* _Work to be completed_
Across the entries below, how many lines contain the string "post"? Give only the count.
******************************
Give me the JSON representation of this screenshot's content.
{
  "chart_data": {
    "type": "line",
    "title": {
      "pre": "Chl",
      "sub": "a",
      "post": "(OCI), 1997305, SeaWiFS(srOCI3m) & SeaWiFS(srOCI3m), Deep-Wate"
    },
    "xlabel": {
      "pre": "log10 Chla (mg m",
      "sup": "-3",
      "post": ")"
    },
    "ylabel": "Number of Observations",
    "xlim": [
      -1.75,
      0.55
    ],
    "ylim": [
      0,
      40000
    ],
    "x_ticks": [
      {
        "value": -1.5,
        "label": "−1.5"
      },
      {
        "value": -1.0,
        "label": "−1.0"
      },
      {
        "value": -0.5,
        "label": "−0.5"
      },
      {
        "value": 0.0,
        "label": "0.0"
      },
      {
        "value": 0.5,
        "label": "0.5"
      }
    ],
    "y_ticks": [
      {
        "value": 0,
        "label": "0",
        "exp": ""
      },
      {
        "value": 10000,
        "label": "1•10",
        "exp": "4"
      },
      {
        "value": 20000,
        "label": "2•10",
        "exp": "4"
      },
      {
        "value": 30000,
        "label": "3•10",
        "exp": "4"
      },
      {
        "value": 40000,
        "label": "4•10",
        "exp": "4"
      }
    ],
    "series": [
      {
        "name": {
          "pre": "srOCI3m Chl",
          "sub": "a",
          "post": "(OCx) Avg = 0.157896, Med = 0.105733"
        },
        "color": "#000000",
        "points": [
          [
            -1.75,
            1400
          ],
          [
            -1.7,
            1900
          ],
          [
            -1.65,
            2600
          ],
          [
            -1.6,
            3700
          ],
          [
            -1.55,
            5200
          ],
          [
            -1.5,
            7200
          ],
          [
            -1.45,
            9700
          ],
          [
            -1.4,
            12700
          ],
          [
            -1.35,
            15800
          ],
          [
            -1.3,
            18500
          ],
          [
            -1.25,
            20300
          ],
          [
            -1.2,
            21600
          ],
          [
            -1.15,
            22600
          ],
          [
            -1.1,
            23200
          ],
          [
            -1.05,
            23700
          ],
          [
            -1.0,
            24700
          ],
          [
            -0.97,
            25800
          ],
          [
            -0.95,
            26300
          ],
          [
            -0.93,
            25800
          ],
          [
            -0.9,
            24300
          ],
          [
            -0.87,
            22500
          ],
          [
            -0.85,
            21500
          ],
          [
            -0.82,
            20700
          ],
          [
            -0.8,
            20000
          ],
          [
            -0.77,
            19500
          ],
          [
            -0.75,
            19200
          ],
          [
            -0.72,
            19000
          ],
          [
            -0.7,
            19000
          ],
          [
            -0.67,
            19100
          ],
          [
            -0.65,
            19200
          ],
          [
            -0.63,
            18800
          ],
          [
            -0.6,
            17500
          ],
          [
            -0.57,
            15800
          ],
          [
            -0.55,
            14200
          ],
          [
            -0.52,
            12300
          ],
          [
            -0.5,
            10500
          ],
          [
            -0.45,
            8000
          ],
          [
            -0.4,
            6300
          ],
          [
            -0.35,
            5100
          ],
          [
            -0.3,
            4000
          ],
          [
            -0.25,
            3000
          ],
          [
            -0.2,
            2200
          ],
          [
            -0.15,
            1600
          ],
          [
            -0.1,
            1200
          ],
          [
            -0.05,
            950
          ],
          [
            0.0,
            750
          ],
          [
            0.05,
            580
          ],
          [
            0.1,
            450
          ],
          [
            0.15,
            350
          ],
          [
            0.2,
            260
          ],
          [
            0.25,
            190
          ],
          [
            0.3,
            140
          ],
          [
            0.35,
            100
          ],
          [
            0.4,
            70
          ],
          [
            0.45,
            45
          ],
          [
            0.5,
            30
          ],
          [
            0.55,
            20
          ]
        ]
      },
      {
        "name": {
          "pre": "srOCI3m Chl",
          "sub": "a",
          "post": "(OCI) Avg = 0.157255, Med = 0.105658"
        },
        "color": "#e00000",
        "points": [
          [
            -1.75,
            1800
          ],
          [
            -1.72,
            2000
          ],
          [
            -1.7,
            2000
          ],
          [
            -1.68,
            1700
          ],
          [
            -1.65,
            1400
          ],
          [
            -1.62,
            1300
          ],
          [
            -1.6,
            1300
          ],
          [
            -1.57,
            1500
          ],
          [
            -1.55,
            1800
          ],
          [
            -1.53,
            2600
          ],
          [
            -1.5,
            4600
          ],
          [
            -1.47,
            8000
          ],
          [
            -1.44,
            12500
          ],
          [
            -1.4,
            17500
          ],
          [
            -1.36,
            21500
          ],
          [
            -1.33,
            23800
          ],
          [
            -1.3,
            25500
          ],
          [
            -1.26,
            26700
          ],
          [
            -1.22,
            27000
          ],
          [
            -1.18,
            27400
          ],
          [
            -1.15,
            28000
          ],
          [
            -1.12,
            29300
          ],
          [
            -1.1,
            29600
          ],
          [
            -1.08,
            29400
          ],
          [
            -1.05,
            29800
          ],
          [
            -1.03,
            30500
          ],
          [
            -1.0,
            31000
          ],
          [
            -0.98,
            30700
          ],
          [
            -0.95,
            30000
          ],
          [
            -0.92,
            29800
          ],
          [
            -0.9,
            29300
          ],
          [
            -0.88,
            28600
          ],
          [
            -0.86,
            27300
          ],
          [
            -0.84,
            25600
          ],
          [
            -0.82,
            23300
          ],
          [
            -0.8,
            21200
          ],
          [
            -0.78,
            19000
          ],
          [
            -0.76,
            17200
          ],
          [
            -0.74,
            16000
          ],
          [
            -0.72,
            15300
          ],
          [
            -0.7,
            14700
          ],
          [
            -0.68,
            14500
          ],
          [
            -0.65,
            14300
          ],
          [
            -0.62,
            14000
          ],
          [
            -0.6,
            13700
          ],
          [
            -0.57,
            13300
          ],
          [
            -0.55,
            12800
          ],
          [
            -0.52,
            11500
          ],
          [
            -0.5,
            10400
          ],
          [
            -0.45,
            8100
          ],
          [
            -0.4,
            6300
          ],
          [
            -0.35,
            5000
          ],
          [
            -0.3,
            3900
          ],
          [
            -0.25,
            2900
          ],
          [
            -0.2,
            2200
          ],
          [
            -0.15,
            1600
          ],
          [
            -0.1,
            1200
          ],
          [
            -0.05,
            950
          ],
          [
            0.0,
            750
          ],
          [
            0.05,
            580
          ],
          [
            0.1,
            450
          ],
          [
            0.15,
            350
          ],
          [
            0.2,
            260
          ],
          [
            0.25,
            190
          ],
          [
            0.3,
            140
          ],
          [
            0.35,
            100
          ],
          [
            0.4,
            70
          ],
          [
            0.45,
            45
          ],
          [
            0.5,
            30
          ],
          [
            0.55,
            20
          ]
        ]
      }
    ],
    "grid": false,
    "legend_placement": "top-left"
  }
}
******************************
* _Answer to the exercise_
4